# What the task requires
Copy out the lines that include the word "لأقومن".

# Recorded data
-----

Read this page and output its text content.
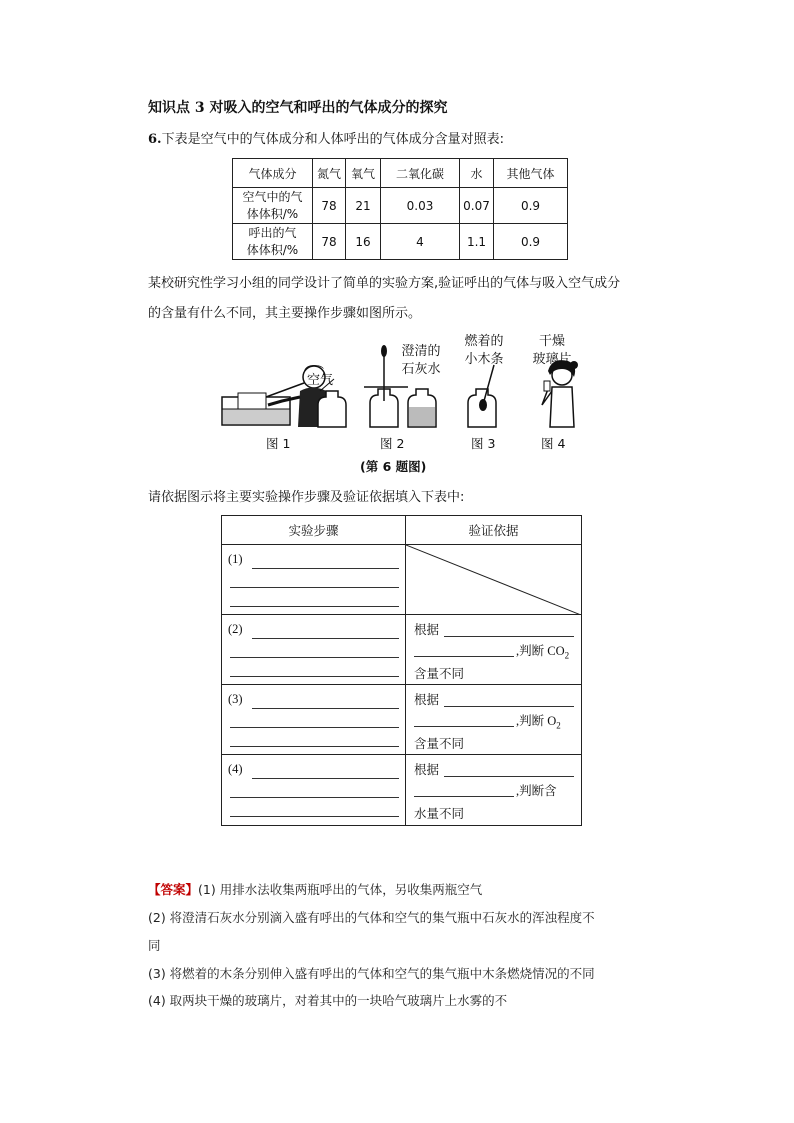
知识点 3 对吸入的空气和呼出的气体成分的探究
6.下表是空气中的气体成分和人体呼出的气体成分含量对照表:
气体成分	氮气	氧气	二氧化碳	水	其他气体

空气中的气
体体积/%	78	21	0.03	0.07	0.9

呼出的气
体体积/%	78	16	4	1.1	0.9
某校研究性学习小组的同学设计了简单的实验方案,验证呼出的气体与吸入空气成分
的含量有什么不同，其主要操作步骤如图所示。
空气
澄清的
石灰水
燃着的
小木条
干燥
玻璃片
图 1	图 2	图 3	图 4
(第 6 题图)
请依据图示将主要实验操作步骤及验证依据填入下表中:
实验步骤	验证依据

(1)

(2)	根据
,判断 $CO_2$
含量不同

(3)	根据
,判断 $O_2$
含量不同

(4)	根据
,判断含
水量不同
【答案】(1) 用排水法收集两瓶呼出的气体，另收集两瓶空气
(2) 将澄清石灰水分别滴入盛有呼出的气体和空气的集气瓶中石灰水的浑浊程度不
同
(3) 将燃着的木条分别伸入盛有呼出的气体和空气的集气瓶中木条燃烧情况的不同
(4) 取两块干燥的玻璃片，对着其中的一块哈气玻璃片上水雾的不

-----

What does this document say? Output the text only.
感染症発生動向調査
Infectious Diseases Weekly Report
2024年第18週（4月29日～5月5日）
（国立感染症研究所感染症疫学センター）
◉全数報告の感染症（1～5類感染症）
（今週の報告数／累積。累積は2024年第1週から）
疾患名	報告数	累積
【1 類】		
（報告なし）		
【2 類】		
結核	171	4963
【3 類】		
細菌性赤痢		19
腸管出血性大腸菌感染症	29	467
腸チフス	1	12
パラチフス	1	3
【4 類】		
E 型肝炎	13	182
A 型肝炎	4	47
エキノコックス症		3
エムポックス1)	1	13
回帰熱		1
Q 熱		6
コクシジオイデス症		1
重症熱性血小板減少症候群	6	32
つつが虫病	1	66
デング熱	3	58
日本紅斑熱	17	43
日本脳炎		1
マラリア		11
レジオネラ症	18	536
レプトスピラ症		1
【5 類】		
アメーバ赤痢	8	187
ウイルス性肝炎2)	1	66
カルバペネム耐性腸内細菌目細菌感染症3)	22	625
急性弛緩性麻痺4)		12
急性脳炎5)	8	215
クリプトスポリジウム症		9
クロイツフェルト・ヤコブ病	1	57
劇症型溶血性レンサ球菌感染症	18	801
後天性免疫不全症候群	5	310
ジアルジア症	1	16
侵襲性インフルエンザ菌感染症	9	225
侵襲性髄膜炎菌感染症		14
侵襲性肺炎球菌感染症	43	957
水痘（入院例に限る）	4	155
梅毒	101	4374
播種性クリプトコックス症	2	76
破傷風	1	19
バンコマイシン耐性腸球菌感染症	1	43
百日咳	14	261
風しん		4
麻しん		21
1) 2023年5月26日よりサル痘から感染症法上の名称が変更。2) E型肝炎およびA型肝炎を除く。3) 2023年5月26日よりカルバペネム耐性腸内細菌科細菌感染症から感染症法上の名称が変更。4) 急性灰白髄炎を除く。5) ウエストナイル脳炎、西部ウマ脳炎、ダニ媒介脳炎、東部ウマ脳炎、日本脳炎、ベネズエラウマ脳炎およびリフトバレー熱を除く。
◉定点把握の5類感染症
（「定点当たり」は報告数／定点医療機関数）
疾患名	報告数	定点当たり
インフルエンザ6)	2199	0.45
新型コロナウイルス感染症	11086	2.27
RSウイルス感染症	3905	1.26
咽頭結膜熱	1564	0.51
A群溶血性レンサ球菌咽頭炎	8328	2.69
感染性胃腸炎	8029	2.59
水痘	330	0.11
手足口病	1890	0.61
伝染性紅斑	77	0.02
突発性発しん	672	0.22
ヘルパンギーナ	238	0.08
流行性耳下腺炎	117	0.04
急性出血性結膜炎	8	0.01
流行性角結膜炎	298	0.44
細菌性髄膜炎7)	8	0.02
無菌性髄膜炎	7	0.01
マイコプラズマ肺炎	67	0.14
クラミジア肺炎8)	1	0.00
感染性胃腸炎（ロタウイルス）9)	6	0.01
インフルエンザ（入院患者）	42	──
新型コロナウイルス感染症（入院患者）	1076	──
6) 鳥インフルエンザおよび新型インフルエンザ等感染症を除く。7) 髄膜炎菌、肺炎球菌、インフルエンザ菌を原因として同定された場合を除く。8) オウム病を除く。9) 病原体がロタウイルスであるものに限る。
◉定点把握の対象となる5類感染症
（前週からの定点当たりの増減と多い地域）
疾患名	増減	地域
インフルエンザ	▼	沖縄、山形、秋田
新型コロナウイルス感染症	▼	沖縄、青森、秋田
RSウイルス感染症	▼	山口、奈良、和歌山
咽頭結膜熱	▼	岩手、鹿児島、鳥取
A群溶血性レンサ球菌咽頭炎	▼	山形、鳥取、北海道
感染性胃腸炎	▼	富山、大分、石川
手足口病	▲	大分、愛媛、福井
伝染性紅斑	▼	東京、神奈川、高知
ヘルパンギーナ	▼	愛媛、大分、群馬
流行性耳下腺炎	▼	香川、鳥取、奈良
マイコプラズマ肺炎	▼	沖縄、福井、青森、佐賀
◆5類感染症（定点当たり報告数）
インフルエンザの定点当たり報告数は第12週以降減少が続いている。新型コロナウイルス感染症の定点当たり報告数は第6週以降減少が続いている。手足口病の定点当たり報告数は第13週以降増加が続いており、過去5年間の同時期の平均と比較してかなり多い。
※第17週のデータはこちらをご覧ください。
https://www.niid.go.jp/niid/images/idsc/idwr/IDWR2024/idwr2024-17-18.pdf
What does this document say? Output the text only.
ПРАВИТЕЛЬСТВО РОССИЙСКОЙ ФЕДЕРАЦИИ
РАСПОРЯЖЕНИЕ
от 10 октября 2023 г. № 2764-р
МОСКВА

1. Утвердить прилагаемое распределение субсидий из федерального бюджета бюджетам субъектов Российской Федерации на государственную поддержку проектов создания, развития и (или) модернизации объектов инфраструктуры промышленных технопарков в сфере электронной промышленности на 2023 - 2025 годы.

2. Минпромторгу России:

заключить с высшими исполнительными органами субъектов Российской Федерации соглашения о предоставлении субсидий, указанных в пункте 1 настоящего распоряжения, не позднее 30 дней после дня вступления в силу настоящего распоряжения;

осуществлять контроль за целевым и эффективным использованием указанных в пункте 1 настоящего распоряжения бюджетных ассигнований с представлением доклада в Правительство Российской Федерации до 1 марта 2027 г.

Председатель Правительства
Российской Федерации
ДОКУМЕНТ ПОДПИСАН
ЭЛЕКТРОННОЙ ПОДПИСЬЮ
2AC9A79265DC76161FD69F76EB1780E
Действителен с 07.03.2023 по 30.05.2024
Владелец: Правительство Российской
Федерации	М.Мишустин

-----

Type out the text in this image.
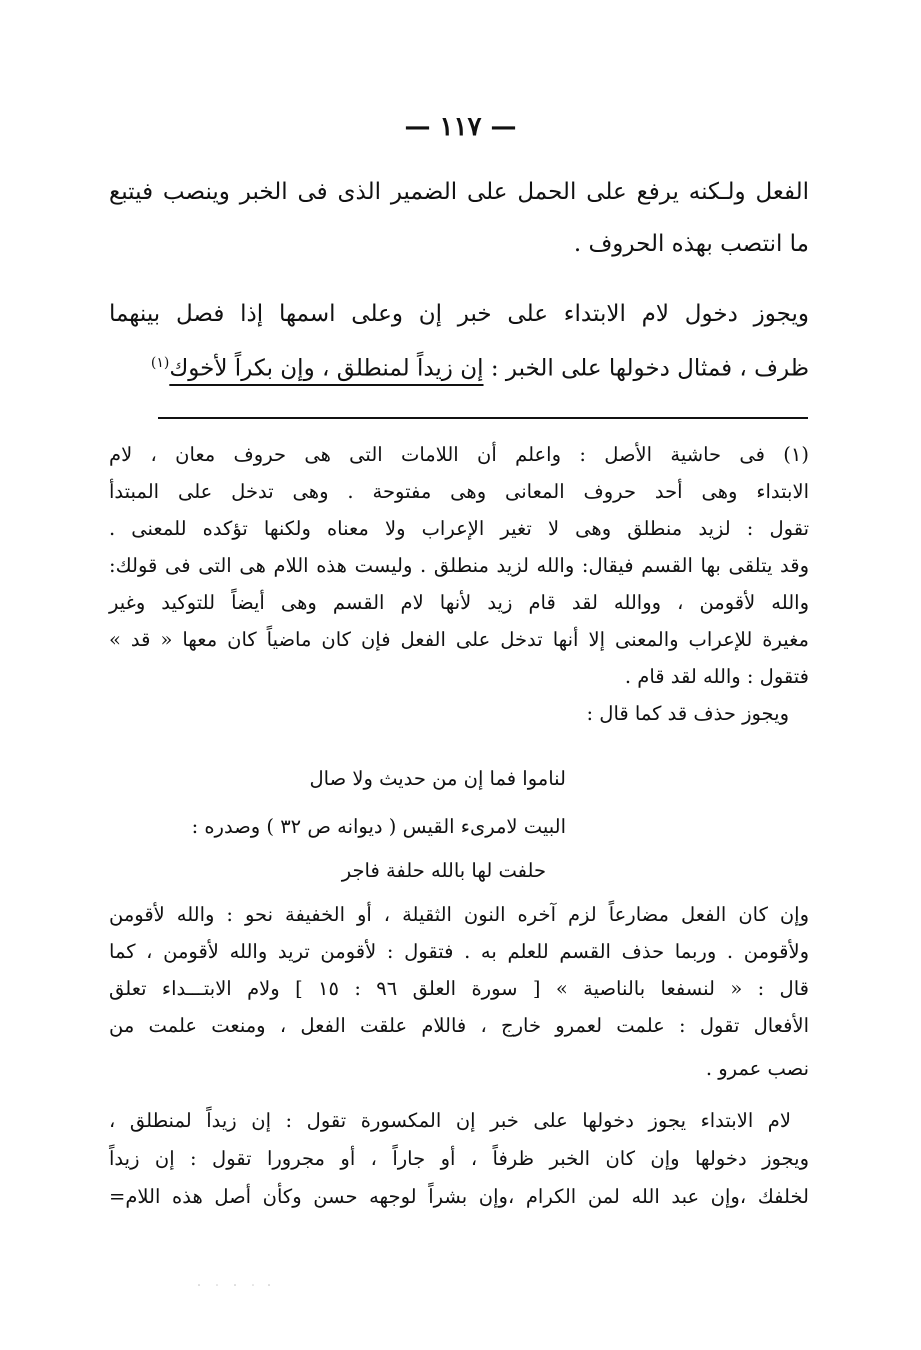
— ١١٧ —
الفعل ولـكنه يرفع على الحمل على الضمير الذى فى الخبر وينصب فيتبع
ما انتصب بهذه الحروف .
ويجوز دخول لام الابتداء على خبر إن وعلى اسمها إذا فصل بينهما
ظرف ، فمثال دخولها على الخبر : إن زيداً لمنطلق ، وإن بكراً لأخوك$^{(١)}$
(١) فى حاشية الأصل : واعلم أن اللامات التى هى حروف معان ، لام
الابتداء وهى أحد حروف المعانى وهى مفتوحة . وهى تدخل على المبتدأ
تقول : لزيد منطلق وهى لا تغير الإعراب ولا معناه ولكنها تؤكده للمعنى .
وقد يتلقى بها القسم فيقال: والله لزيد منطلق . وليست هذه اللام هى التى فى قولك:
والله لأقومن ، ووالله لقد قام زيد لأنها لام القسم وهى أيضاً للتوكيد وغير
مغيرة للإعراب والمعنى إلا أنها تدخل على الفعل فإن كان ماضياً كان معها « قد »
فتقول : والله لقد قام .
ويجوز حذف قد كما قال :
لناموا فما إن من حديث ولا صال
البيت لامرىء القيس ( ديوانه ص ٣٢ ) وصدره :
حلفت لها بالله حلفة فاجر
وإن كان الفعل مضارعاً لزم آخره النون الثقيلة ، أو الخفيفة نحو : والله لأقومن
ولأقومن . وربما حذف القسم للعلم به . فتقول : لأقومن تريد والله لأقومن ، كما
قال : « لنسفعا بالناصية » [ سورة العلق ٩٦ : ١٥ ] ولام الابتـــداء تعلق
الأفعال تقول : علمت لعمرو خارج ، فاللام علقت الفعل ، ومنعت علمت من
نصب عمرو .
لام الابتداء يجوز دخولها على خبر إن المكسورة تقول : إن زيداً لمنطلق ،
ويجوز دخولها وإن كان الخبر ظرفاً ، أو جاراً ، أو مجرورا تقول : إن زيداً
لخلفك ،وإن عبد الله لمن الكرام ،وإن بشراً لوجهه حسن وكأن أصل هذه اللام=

-----

# Full output
والله لأقومن ، ووالله لقد قام زيد لأنها لام القسم وهى أيضاً للتوكيد وغير
وإن كان الفعل مضارعاً لزم آخره النون الثقيلة ، أو الخفيفة نحو : والله لأقومن
ولأقومن . وربما حذف القسم للعلم به . فتقول : لأقومن تريد والله لأقومن ، كما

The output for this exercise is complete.